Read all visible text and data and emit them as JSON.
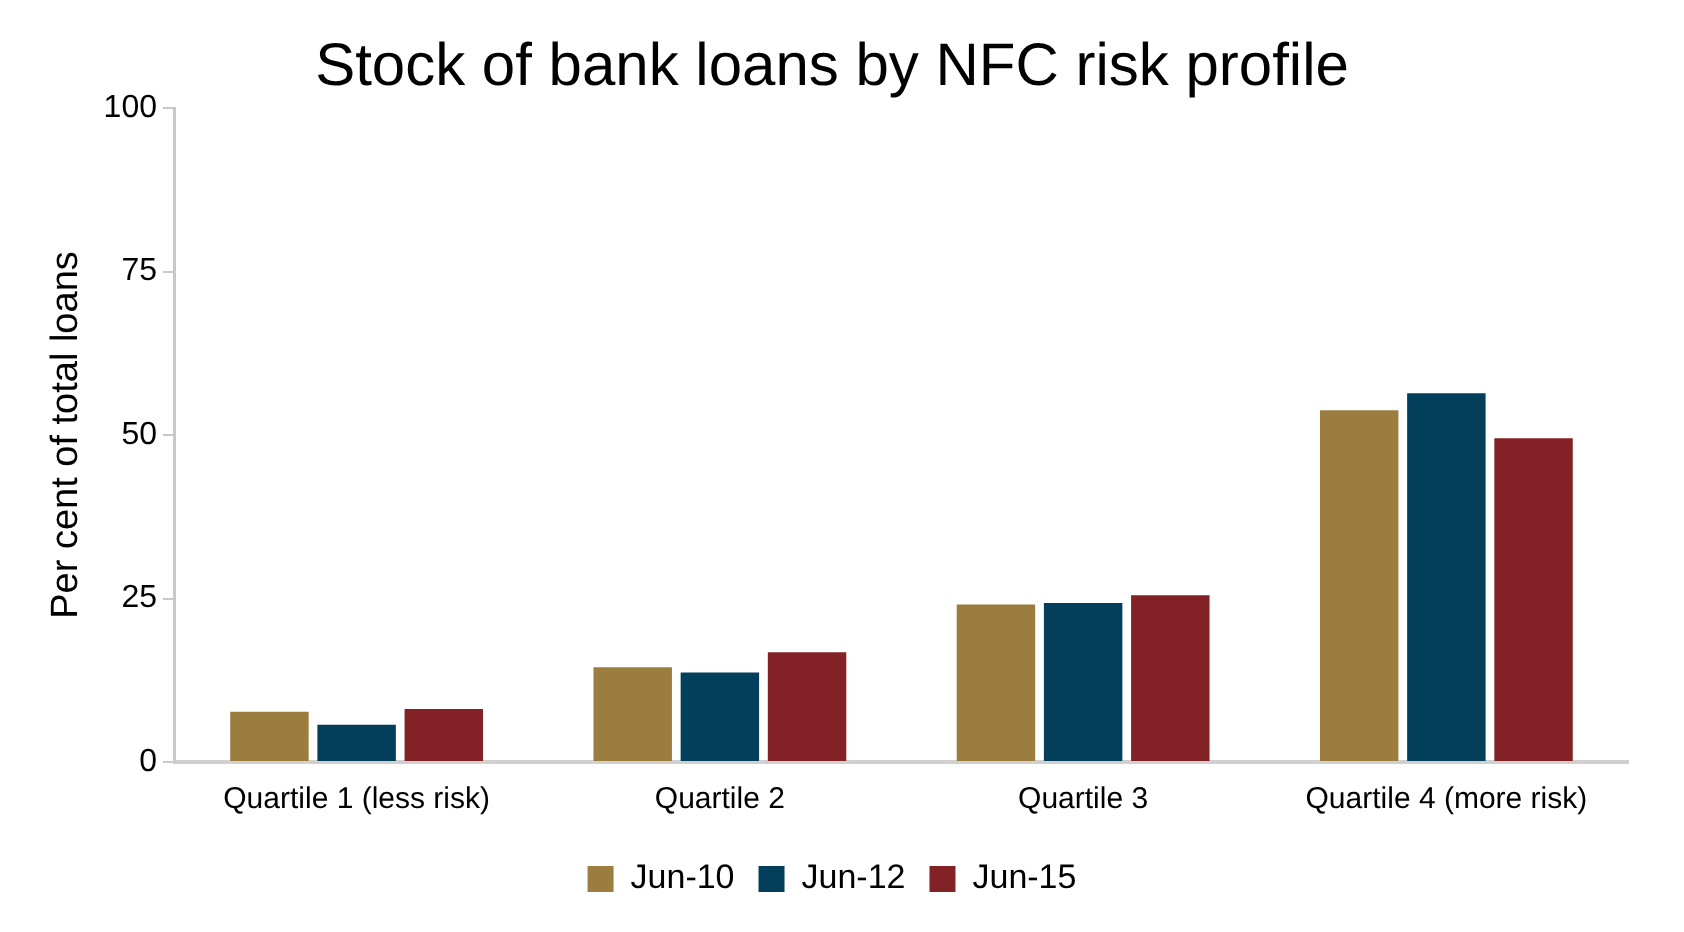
{
  "chart_data": {
    "type": "bar",
    "title": "Stock of bank loans by NFC risk profile",
    "ylabel": "Per cent of total loans",
    "categories": [
      "Quartile 1 (less risk)",
      "Quartile 2",
      "Quartile 3",
      "Quartile 4 (more risk)"
    ],
    "series": [
      {
        "name": "Jun-10",
        "color": "#9b7d40",
        "values": [
          7.7,
          14.5,
          24.1,
          53.8
        ]
      },
      {
        "name": "Jun-12",
        "color": "#033f5a",
        "values": [
          5.7,
          13.7,
          24.3,
          56.4
        ]
      },
      {
        "name": "Jun-15",
        "color": "#832226",
        "values": [
          8.1,
          16.8,
          25.5,
          49.5
        ]
      }
    ],
    "ylim": [
      0,
      100
    ],
    "yticks": [
      0,
      25,
      50,
      75,
      100
    ],
    "grid": false,
    "legend": "bottom"
  }
}
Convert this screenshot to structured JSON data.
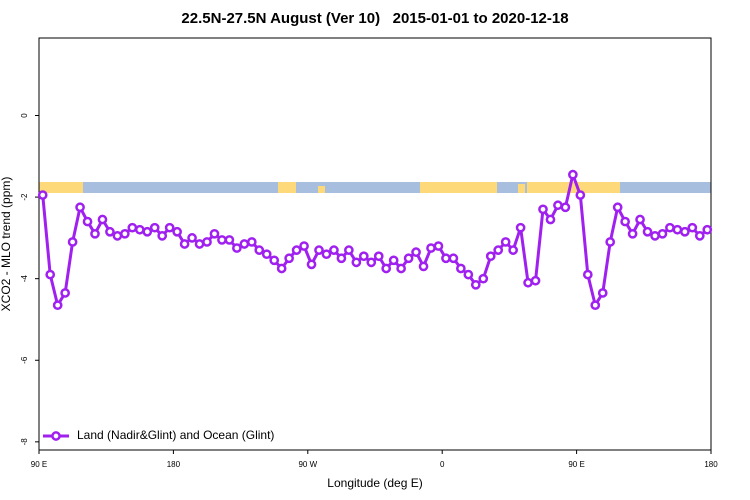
{
  "chart_data": {
    "type": "line",
    "title": "22.5N-27.5N August (Ver 10)   2015-01-01 to 2020-12-18",
    "x_label": "Longitude (deg E)",
    "y_label": "XCO2 - MLO trend (ppm)",
    "xlim": [
      90,
      540
    ],
    "ylim": [
      -8.2,
      1.9
    ],
    "xticks": [
      {
        "value": 90,
        "label": "90 E"
      },
      180,
      {
        "value": 270,
        "label": "90 W"
      },
      {
        "value": 360,
        "label": "0"
      },
      {
        "value": 450,
        "label": "90 E"
      },
      {
        "value": 540,
        "label": "180"
      }
    ],
    "yticks": [
      0,
      -2,
      -4,
      -6,
      -8
    ],
    "legend": "bottom-left",
    "x": [
      92.5,
      97.5,
      102.5,
      107.5,
      112.5,
      117.5,
      122.5,
      127.5,
      132.5,
      137.5,
      142.5,
      147.5,
      152.5,
      157.5,
      162.5,
      167.5,
      172.5,
      177.5,
      182.5,
      187.5,
      192.5,
      197.5,
      202.5,
      207.5,
      212.5,
      217.5,
      222.5,
      227.5,
      232.5,
      237.5,
      242.5,
      247.5,
      252.5,
      257.5,
      262.5,
      267.5,
      272.5,
      277.5,
      282.5,
      287.5,
      292.5,
      297.5,
      302.5,
      307.5,
      312.5,
      317.5,
      322.5,
      327.5,
      332.5,
      337.5,
      342.5,
      347.5,
      352.5,
      357.5,
      362.5,
      367.5,
      372.5,
      377.5,
      382.5,
      387.5,
      392.5,
      397.5,
      402.5,
      407.5,
      412.5,
      417.5,
      422.5,
      427.5,
      432.5,
      437.5,
      442.5,
      447.5,
      452.5,
      457.5,
      462.5,
      467.5,
      472.5,
      477.5,
      482.5,
      487.5,
      492.5,
      497.5,
      502.5,
      507.5,
      512.5,
      517.5,
      522.5,
      527.5,
      532.5,
      537.5
    ],
    "series": [
      {
        "name": "Land (Nadir&Glint) and Ocean (Glint)",
        "color": "#a020f0",
        "values": [
          -1.95,
          -3.9,
          -4.65,
          -4.35,
          -3.1,
          -2.25,
          -2.6,
          -2.9,
          -2.55,
          -2.85,
          -2.95,
          -2.9,
          -2.75,
          -2.8,
          -2.85,
          -2.75,
          -2.95,
          -2.75,
          -2.85,
          -3.15,
          -3.0,
          -3.15,
          -3.1,
          -2.9,
          -3.05,
          -3.05,
          -3.25,
          -3.15,
          -3.1,
          -3.3,
          -3.4,
          -3.55,
          -3.75,
          -3.5,
          -3.3,
          -3.2,
          -3.65,
          -3.3,
          -3.4,
          -3.3,
          -3.5,
          -3.3,
          -3.6,
          -3.45,
          -3.6,
          -3.45,
          -3.75,
          -3.55,
          -3.75,
          -3.5,
          -3.35,
          -3.7,
          -3.25,
          -3.2,
          -3.5,
          -3.5,
          -3.75,
          -3.9,
          -4.15,
          -4.0,
          -3.45,
          -3.3,
          -3.1,
          -3.3,
          -2.75,
          -4.1,
          -4.05,
          -2.3,
          -2.55,
          -2.2,
          -2.25,
          -1.45,
          -1.95,
          -3.9,
          -4.65,
          -4.35,
          -3.1,
          -2.25,
          -2.6,
          -2.9,
          -2.55,
          -2.85,
          -2.95,
          -2.9,
          -2.75,
          -2.8,
          -2.85,
          -2.75,
          -2.95,
          -2.8
        ]
      }
    ]
  }
}
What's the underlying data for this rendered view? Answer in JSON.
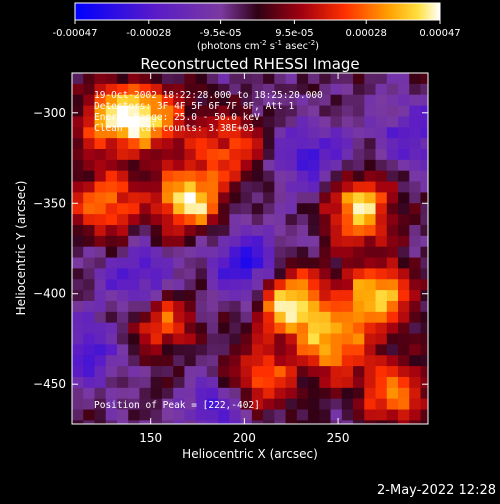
{
  "chart_data": {
    "type": "heatmap",
    "title": "Reconstructed RHESSI Image",
    "xlabel": "Heliocentric X (arcsec)",
    "ylabel": "Heliocentric Y (arcsec)",
    "xlim": [
      108,
      298
    ],
    "ylim": [
      -472,
      -278
    ],
    "x_ticks": [
      150,
      200,
      250
    ],
    "y_ticks": [
      -300,
      -350,
      -400,
      -450
    ],
    "colorbar": {
      "range": [
        -0.00047,
        0.00047
      ],
      "tick_values": [
        -0.00047,
        -0.00028,
        -9.5e-05,
        9.5e-05,
        0.00028,
        0.00047
      ],
      "tick_labels": [
        "-0.00047",
        "-0.00028",
        "-9.5e-05",
        "9.5e-05",
        "0.00028",
        "0.00047"
      ],
      "units_label": "(photons cm-2 s-1 asec-2)"
    },
    "annotations": [
      "19-Oct-2002 18:22:28.000 to 18:25:20.000",
      "Detectors: 3F 4F 5F 6F 7F 8F, Att 1",
      "Energy Range: 25.0 - 50.0 keV",
      "Clean   Total counts: 3.38E+03"
    ],
    "peak_label": "Position of Peak = [222,-402]",
    "peak_position": [
      222,
      -402
    ],
    "bright_regions": [
      {
        "x": 128,
        "y": -300,
        "intensity": 0.9
      },
      {
        "x": 168,
        "y": -345,
        "intensity": 0.95
      },
      {
        "x": 122,
        "y": -347,
        "intensity": 0.7
      },
      {
        "x": 258,
        "y": -350,
        "intensity": 0.9
      },
      {
        "x": 222,
        "y": -402,
        "intensity": 1.0
      },
      {
        "x": 268,
        "y": -398,
        "intensity": 0.9
      },
      {
        "x": 245,
        "y": -425,
        "intensity": 0.8
      },
      {
        "x": 152,
        "y": -410,
        "intensity": 0.7
      },
      {
        "x": 205,
        "y": -445,
        "intensity": 0.7
      },
      {
        "x": 278,
        "y": -452,
        "intensity": 0.7
      },
      {
        "x": 150,
        "y": -300,
        "intensity": 0.6
      },
      {
        "x": 190,
        "y": -315,
        "intensity": 0.55
      }
    ],
    "dark_regions": [
      {
        "x": 198,
        "y": -380,
        "intensity": -0.7
      },
      {
        "x": 142,
        "y": -392,
        "intensity": -0.6
      },
      {
        "x": 232,
        "y": -322,
        "intensity": -0.55
      },
      {
        "x": 185,
        "y": -460,
        "intensity": -0.5
      },
      {
        "x": 112,
        "y": -430,
        "intensity": -0.5
      },
      {
        "x": 288,
        "y": -310,
        "intensity": -0.45
      }
    ]
  },
  "footer": {
    "timestamp": "2-May-2022 12:28"
  }
}
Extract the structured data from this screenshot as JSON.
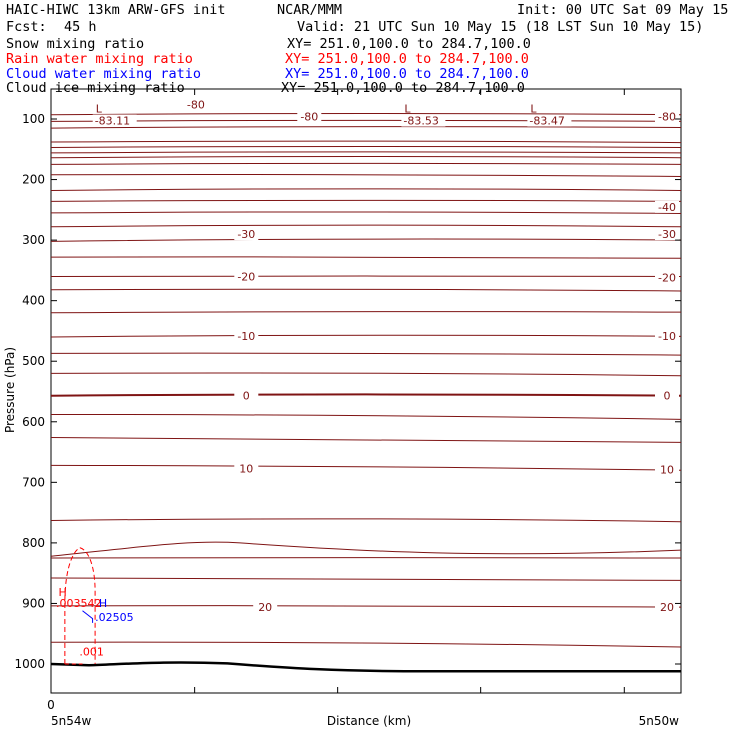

TO DO: Retype all entries exactly as they appear, dropping the images.

CORRECT ANSWER:
Read all visible text and data and emit them as JSON.
{
  "chart_data": {
    "type": "bar",
    "title": "Stock of bank loans by NFC risk profile",
    "ylabel": "Per cent of total loans",
    "categories": [
      "Quartile 1 (less risk)",
      "Quartile 2",
      "Quartile 3",
      "Quartile 4 (more risk)"
    ],
    "series": [
      {
        "name": "Jun-10",
        "color": "#9b7d40",
        "values": [
          7.7,
          14.5,
          24.1,
          53.8
        ]
      },
      {
        "name": "Jun-12",
        "color": "#033f5a",
        "values": [
          5.7,
          13.7,
          24.3,
          56.4
        ]
      },
      {
        "name": "Jun-15",
        "color": "#832226",
        "values": [
          8.1,
          16.8,
          25.5,
          49.5
        ]
      }
    ],
    "ylim": [
      0,
      100
    ],
    "yticks": [
      0,
      25,
      50,
      75,
      100
    ],
    "grid": false,
    "legend": "bottom"
  }
}
Convert this screenshot to structured JSON data.
{
  "chart_data": {
    "type": "line",
    "title": "22.5N-27.5N August (Ver 10)   2015-01-01 to 2020-12-18",
    "x_label": "Longitude (deg E)",
    "y_label": "XCO2 - MLO trend (ppm)",
    "xlim": [
      90,
      540
    ],
    "ylim": [
      -8.2,
      1.9
    ],
    "xticks": [
      {
        "value": 90,
        "label": "90 E"
      },
      180,
      {
        "value": 270,
        "label": "90 W"
      },
      {
        "value": 360,
        "label": "0"
      },
      {
        "value": 450,
        "label": "90 E"
      },
      {
        "value": 540,
        "label": "180"
      }
    ],
    "yticks": [
      0,
      -2,
      -4,
      -6,
      -8
    ],
    "legend": "bottom-left",
    "x": [
      92.5,
      97.5,
      102.5,
      107.5,
      112.5,
      117.5,
      122.5,
      127.5,
      132.5,
      137.5,
      142.5,
      147.5,
      152.5,
      157.5,
      162.5,
      167.5,
      172.5,
      177.5,
      182.5,
      187.5,
      192.5,
      197.5,
      202.5,
      207.5,
      212.5,
      217.5,
      222.5,
      227.5,
      232.5,
      237.5,
      242.5,
      247.5,
      252.5,
      257.5,
      262.5,
      267.5,
      272.5,
      277.5,
      282.5,
      287.5,
      292.5,
      297.5,
      302.5,
      307.5,
      312.5,
      317.5,
      322.5,
      327.5,
      332.5,
      337.5,
      342.5,
      347.5,
      352.5,
      357.5,
      362.5,
      367.5,
      372.5,
      377.5,
      382.5,
      387.5,
      392.5,
      397.5,
      402.5,
      407.5,
      412.5,
      417.5,
      422.5,
      427.5,
      432.5,
      437.5,
      442.5,
      447.5,
      452.5,
      457.5,
      462.5,
      467.5,
      472.5,
      477.5,
      482.5,
      487.5,
      492.5,
      497.5,
      502.5,
      507.5,
      512.5,
      517.5,
      522.5,
      527.5,
      532.5,
      537.5
    ],
    "series": [
      {
        "name": "Land (Nadir&Glint) and Ocean (Glint)",
        "color": "#a020f0",
        "values": [
          -1.95,
          -3.9,
          -4.65,
          -4.35,
          -3.1,
          -2.25,
          -2.6,
          -2.9,
          -2.55,
          -2.85,
          -2.95,
          -2.9,
          -2.75,
          -2.8,
          -2.85,
          -2.75,
          -2.95,
          -2.75,
          -2.85,
          -3.15,
          -3.0,
          -3.15,
          -3.1,
          -2.9,
          -3.05,
          -3.05,
          -3.25,
          -3.15,
          -3.1,
          -3.3,
          -3.4,
          -3.55,
          -3.75,
          -3.5,
          -3.3,
          -3.2,
          -3.65,
          -3.3,
          -3.4,
          -3.3,
          -3.5,
          -3.3,
          -3.6,
          -3.45,
          -3.6,
          -3.45,
          -3.75,
          -3.55,
          -3.75,
          -3.5,
          -3.35,
          -3.7,
          -3.25,
          -3.2,
          -3.5,
          -3.5,
          -3.75,
          -3.9,
          -4.15,
          -4.0,
          -3.45,
          -3.3,
          -3.1,
          -3.3,
          -2.75,
          -4.1,
          -4.05,
          -2.3,
          -2.55,
          -2.2,
          -2.25,
          -1.45,
          -1.95,
          -3.9,
          -4.65,
          -4.35,
          -3.1,
          -2.25,
          -2.6,
          -2.9,
          -2.55,
          -2.85,
          -2.95,
          -2.9,
          -2.75,
          -2.8,
          -2.85,
          -2.75,
          -2.95,
          -2.8
        ]
      }
    ]
  }
}
What's the underlying data for this rendered view? Answer in JSON.
{
  "chart_data": {
    "type": "heatmap",
    "title": "Reconstructed RHESSI Image",
    "xlabel": "Heliocentric X (arcsec)",
    "ylabel": "Heliocentric Y (arcsec)",
    "xlim": [
      108,
      298
    ],
    "ylim": [
      -472,
      -278
    ],
    "x_ticks": [
      150,
      200,
      250
    ],
    "y_ticks": [
      -300,
      -350,
      -400,
      -450
    ],
    "colorbar": {
      "range": [
        -0.00047,
        0.00047
      ],
      "tick_values": [
        -0.00047,
        -0.00028,
        -9.5e-05,
        9.5e-05,
        0.00028,
        0.00047
      ],
      "tick_labels": [
        "-0.00047",
        "-0.00028",
        "-9.5e-05",
        "9.5e-05",
        "0.00028",
        "0.00047"
      ],
      "units_label": "(photons cm-2 s-1 asec-2)"
    },
    "annotations": [
      "19-Oct-2002 18:22:28.000 to 18:25:20.000",
      "Detectors: 3F 4F 5F 6F 7F 8F, Att 1",
      "Energy Range: 25.0 - 50.0 keV",
      "Clean   Total counts: 3.38E+03"
    ],
    "peak_label": "Position of Peak = [222,-402]",
    "peak_position": [
      222,
      -402
    ],
    "bright_regions": [
      {
        "x": 128,
        "y": -300,
        "intensity": 0.9
      },
      {
        "x": 168,
        "y": -345,
        "intensity": 0.95
      },
      {
        "x": 122,
        "y": -347,
        "intensity": 0.7
      },
      {
        "x": 258,
        "y": -350,
        "intensity": 0.9
      },
      {
        "x": 222,
        "y": -402,
        "intensity": 1.0
      },
      {
        "x": 268,
        "y": -398,
        "intensity": 0.9
      },
      {
        "x": 245,
        "y": -425,
        "intensity": 0.8
      },
      {
        "x": 152,
        "y": -410,
        "intensity": 0.7
      },
      {
        "x": 205,
        "y": -445,
        "intensity": 0.7
      },
      {
        "x": 278,
        "y": -452,
        "intensity": 0.7
      },
      {
        "x": 150,
        "y": -300,
        "intensity": 0.6
      },
      {
        "x": 190,
        "y": -315,
        "intensity": 0.55
      }
    ],
    "dark_regions": [
      {
        "x": 198,
        "y": -380,
        "intensity": -0.7
      },
      {
        "x": 142,
        "y": -392,
        "intensity": -0.6
      },
      {
        "x": 232,
        "y": -322,
        "intensity": -0.55
      },
      {
        "x": 185,
        "y": -460,
        "intensity": -0.5
      },
      {
        "x": 112,
        "y": -430,
        "intensity": -0.5
      },
      {
        "x": 288,
        "y": -310,
        "intensity": -0.45
      }
    ]
  },
  "footer": {
    "timestamp": "2-May-2022 12:28"
  }
}
Extract the structured data from this screenshot as JSON.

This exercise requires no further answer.